[Task description] Below is the data. Give it again, complete and exact.

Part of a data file
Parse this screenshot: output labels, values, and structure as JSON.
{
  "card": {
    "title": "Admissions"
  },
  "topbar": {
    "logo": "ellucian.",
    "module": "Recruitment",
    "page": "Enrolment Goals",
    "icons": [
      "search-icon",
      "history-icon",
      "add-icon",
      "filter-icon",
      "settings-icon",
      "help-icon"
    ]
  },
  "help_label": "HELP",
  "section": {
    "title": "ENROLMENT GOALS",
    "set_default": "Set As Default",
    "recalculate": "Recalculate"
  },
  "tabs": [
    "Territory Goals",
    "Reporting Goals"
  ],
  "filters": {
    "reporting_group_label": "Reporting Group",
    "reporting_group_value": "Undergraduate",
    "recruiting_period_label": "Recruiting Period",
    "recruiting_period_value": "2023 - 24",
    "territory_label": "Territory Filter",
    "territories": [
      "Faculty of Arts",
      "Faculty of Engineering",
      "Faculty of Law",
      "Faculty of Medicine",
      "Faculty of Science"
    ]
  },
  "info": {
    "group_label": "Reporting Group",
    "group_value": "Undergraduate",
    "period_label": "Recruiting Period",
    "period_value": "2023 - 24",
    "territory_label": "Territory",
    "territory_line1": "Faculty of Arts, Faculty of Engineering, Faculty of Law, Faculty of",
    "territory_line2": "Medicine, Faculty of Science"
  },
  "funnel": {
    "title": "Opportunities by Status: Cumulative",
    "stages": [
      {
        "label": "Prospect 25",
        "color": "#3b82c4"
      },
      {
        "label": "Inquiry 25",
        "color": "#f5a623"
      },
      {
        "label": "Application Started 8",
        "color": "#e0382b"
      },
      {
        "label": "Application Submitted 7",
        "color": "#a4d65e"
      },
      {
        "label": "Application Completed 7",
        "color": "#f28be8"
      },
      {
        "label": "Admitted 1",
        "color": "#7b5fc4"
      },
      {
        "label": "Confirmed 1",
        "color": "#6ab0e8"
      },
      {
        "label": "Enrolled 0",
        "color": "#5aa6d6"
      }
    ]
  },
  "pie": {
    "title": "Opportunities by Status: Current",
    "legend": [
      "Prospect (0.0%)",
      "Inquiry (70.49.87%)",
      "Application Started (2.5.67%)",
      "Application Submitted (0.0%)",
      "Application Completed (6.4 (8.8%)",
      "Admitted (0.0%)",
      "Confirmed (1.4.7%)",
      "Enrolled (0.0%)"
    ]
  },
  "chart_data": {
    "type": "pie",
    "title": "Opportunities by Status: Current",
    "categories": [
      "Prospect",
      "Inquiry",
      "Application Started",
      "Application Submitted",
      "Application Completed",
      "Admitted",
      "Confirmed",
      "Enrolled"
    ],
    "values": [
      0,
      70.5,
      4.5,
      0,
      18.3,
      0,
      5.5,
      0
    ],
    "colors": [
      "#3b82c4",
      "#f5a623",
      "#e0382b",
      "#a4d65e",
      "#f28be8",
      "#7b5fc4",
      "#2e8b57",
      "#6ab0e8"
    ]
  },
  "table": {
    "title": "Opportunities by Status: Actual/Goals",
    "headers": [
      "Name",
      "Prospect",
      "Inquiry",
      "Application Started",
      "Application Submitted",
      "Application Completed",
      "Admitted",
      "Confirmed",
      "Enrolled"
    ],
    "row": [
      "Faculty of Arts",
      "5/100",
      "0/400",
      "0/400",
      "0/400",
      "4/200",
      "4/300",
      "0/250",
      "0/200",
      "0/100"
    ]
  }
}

[Output of the exercise]
Parse this screenshot: output labels, values, and structure as JSON.
{
  "card": {
    "title": "Admissions"
  },
  "topbar": {
    "logo": "ellucian.",
    "module": "Recruitment",
    "page": "Enrolment Goals",
    "icons": [
      "search-icon",
      "history-icon",
      "add-icon",
      "filter-icon",
      "settings-icon",
      "help-icon"
    ]
  },
  "help_label": "HELP",
  "section": {
    "title": "ENROLMENT GOALS",
    "set_default": "Set As Default",
    "recalculate": "Recalculate"
  },
  "tabs": [
    "Territory Goals",
    "Reporting Goals"
  ],
  "filters": {
    "reporting_group_label": "Reporting Group",
    "reporting_group_value": "Undergraduate",
    "recruiting_period_label": "Recruiting Period",
    "recruiting_period_value": "2023 - 24",
    "territory_label": "Territory Filter",
    "territories": [
      "Faculty of Arts",
      "Faculty of Engineering",
      "Faculty of Law",
      "Faculty of Medicine",
      "Faculty of Science"
    ]
  },
  "info": {
    "group_label": "Reporting Group",
    "group_value": "Undergraduate",
    "period_label": "Recruiting Period",
    "period_value": "2023 - 24",
    "territory_label": "Territory",
    "territory_line1": "Faculty of Arts, Faculty of Engineering, Faculty of Law, Faculty of",
    "territory_line2": "Medicine, Faculty of Science"
  },
  "funnel": {
    "title": "Opportunities by Status: Cumulative",
    "stages": [
      {
        "label": "Prospect 25",
        "color": "#3b82c4"
      },
      {
        "label": "Inquiry 25",
        "color": "#f5a623"
      },
      {
        "label": "Application Started 8",
        "color": "#e0382b"
      },
      {
        "label": "Application Submitted 7",
        "color": "#a4d65e"
      },
      {
        "label": "Application Completed 7",
        "color": "#f28be8"
      },
      {
        "label": "Admitted 1",
        "color": "#7b5fc4"
      },
      {
        "label": "Confirmed 1",
        "color": "#6ab0e8"
      },
      {
        "label": "Enrolled 0",
        "color": "#5aa6d6"
      }
    ]
  },
  "pie": {
    "title": "Opportunities by Status: Current",
    "legend": [
      "Prospect (0.0%)",
      "Inquiry (70.49.87%)",
      "Application Started (2.5.67%)",
      "Application Submitted (0.0%)",
      "Application Completed (6.4 (8.8%)",
      "Admitted (0.0%)",
      "Confirmed (1.4.7%)",
      "Enrolled (0.0%)"
    ]
  },
  "chart_data": {
    "type": "pie",
    "title": "Opportunities by Status: Current",
    "categories": [
      "Prospect",
      "Inquiry",
      "Application Started",
      "Application Submitted",
      "Application Completed",
      "Admitted",
      "Confirmed",
      "Enrolled"
    ],
    "values": [
      0,
      70.5,
      4.5,
      0,
      18.3,
      0,
      5.5,
      0
    ],
    "colors": [
      "#3b82c4",
      "#f5a623",
      "#e0382b",
      "#a4d65e",
      "#f28be8",
      "#7b5fc4",
      "#2e8b57",
      "#6ab0e8"
    ]
  },
  "table": {
    "title": "Opportunities by Status: Actual/Goals",
    "headers": [
      "Name",
      "Prospect",
      "Inquiry",
      "Application Started",
      "Application Submitted",
      "Application Completed",
      "Admitted",
      "Confirmed",
      "Enrolled"
    ],
    "row": [
      "Faculty of Arts",
      "5/100",
      "0/400",
      "0/400",
      "0/400",
      "4/200",
      "4/300",
      "0/250",
      "0/200",
      "0/100"
    ]
  }
}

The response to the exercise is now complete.